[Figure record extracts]
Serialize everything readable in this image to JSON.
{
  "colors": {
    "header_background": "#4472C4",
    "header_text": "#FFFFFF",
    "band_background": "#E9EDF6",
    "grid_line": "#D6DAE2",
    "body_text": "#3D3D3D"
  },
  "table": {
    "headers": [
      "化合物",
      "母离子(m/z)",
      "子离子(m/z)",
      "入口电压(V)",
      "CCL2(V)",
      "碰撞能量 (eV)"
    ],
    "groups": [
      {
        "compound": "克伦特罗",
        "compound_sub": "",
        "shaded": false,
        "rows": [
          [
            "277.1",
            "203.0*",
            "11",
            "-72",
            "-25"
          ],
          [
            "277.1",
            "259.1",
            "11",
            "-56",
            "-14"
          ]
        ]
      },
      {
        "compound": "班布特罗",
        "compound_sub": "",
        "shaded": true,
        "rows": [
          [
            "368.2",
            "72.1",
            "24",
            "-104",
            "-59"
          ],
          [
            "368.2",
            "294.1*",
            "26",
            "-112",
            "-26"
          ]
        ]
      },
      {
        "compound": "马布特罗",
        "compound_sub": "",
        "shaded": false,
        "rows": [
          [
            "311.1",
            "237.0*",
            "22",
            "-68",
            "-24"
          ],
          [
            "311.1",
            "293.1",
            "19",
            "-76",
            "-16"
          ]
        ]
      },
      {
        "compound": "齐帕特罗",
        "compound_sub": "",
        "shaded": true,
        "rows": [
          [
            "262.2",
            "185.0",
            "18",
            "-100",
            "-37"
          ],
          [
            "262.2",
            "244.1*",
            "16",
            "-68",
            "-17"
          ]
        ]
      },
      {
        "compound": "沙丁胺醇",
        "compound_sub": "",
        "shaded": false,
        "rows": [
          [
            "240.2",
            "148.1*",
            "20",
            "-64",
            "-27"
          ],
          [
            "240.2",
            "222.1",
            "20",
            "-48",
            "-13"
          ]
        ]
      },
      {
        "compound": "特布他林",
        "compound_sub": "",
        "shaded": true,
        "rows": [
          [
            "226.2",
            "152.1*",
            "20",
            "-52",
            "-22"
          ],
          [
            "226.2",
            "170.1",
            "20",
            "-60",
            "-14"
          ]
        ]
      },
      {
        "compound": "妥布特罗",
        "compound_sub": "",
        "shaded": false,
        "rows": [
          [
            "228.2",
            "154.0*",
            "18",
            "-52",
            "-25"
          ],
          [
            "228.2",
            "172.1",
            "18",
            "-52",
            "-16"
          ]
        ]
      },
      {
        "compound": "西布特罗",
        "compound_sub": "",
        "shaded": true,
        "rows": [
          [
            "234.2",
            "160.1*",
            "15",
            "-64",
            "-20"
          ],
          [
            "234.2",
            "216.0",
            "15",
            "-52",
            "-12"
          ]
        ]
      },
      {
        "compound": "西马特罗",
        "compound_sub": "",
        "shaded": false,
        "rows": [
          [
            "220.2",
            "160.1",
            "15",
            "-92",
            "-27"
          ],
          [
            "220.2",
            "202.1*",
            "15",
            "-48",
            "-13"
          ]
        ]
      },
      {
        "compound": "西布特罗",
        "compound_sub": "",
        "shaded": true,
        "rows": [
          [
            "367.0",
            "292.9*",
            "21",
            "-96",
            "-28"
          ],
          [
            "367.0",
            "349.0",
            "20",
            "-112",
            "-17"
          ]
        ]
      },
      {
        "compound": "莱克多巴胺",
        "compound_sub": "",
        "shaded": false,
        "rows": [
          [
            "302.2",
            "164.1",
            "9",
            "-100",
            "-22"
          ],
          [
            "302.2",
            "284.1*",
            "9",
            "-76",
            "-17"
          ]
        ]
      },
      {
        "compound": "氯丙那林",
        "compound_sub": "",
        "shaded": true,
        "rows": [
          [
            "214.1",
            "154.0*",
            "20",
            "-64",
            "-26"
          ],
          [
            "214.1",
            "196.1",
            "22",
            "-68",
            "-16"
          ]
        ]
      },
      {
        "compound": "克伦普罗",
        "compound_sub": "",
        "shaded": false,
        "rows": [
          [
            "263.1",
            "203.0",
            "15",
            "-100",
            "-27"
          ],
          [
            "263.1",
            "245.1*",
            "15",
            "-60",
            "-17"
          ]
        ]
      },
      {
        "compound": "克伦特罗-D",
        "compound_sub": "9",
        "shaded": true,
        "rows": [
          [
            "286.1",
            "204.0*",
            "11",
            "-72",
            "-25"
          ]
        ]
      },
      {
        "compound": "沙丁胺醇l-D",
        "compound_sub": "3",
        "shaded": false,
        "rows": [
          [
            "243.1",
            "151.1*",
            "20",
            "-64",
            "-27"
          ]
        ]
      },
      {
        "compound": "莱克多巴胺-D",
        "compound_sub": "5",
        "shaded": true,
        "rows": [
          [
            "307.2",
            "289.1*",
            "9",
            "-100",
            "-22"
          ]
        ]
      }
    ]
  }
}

**WHAT YOU HAVE TO DO**:
Every entry should be printed again exactly as it stands.

**COMPLETED EXERCISE**:
Serialize everything readable in this image to JSON.
{
  "colors": {
    "header_background": "#4472C4",
    "header_text": "#FFFFFF",
    "band_background": "#E9EDF6",
    "grid_line": "#D6DAE2",
    "body_text": "#3D3D3D"
  },
  "table": {
    "headers": [
      "化合物",
      "母离子(m/z)",
      "子离子(m/z)",
      "入口电压(V)",
      "CCL2(V)",
      "碰撞能量 (eV)"
    ],
    "groups": [
      {
        "compound": "克伦特罗",
        "compound_sub": "",
        "shaded": false,
        "rows": [
          [
            "277.1",
            "203.0*",
            "11",
            "-72",
            "-25"
          ],
          [
            "277.1",
            "259.1",
            "11",
            "-56",
            "-14"
          ]
        ]
      },
      {
        "compound": "班布特罗",
        "compound_sub": "",
        "shaded": true,
        "rows": [
          [
            "368.2",
            "72.1",
            "24",
            "-104",
            "-59"
          ],
          [
            "368.2",
            "294.1*",
            "26",
            "-112",
            "-26"
          ]
        ]
      },
      {
        "compound": "马布特罗",
        "compound_sub": "",
        "shaded": false,
        "rows": [
          [
            "311.1",
            "237.0*",
            "22",
            "-68",
            "-24"
          ],
          [
            "311.1",
            "293.1",
            "19",
            "-76",
            "-16"
          ]
        ]
      },
      {
        "compound": "齐帕特罗",
        "compound_sub": "",
        "shaded": true,
        "rows": [
          [
            "262.2",
            "185.0",
            "18",
            "-100",
            "-37"
          ],
          [
            "262.2",
            "244.1*",
            "16",
            "-68",
            "-17"
          ]
        ]
      },
      {
        "compound": "沙丁胺醇",
        "compound_sub": "",
        "shaded": false,
        "rows": [
          [
            "240.2",
            "148.1*",
            "20",
            "-64",
            "-27"
          ],
          [
            "240.2",
            "222.1",
            "20",
            "-48",
            "-13"
          ]
        ]
      },
      {
        "compound": "特布他林",
        "compound_sub": "",
        "shaded": true,
        "rows": [
          [
            "226.2",
            "152.1*",
            "20",
            "-52",
            "-22"
          ],
          [
            "226.2",
            "170.1",
            "20",
            "-60",
            "-14"
          ]
        ]
      },
      {
        "compound": "妥布特罗",
        "compound_sub": "",
        "shaded": false,
        "rows": [
          [
            "228.2",
            "154.0*",
            "18",
            "-52",
            "-25"
          ],
          [
            "228.2",
            "172.1",
            "18",
            "-52",
            "-16"
          ]
        ]
      },
      {
        "compound": "西布特罗",
        "compound_sub": "",
        "shaded": true,
        "rows": [
          [
            "234.2",
            "160.1*",
            "15",
            "-64",
            "-20"
          ],
          [
            "234.2",
            "216.0",
            "15",
            "-52",
            "-12"
          ]
        ]
      },
      {
        "compound": "西马特罗",
        "compound_sub": "",
        "shaded": false,
        "rows": [
          [
            "220.2",
            "160.1",
            "15",
            "-92",
            "-27"
          ],
          [
            "220.2",
            "202.1*",
            "15",
            "-48",
            "-13"
          ]
        ]
      },
      {
        "compound": "西布特罗",
        "compound_sub": "",
        "shaded": true,
        "rows": [
          [
            "367.0",
            "292.9*",
            "21",
            "-96",
            "-28"
          ],
          [
            "367.0",
            "349.0",
            "20",
            "-112",
            "-17"
          ]
        ]
      },
      {
        "compound": "莱克多巴胺",
        "compound_sub": "",
        "shaded": false,
        "rows": [
          [
            "302.2",
            "164.1",
            "9",
            "-100",
            "-22"
          ],
          [
            "302.2",
            "284.1*",
            "9",
            "-76",
            "-17"
          ]
        ]
      },
      {
        "compound": "氯丙那林",
        "compound_sub": "",
        "shaded": true,
        "rows": [
          [
            "214.1",
            "154.0*",
            "20",
            "-64",
            "-26"
          ],
          [
            "214.1",
            "196.1",
            "22",
            "-68",
            "-16"
          ]
        ]
      },
      {
        "compound": "克伦普罗",
        "compound_sub": "",
        "shaded": false,
        "rows": [
          [
            "263.1",
            "203.0",
            "15",
            "-100",
            "-27"
          ],
          [
            "263.1",
            "245.1*",
            "15",
            "-60",
            "-17"
          ]
        ]
      },
      {
        "compound": "克伦特罗-D",
        "compound_sub": "9",
        "shaded": true,
        "rows": [
          [
            "286.1",
            "204.0*",
            "11",
            "-72",
            "-25"
          ]
        ]
      },
      {
        "compound": "沙丁胺醇l-D",
        "compound_sub": "3",
        "shaded": false,
        "rows": [
          [
            "243.1",
            "151.1*",
            "20",
            "-64",
            "-27"
          ]
        ]
      },
      {
        "compound": "莱克多巴胺-D",
        "compound_sub": "5",
        "shaded": true,
        "rows": [
          [
            "307.2",
            "289.1*",
            "9",
            "-100",
            "-22"
          ]
        ]
      }
    ]
  }
}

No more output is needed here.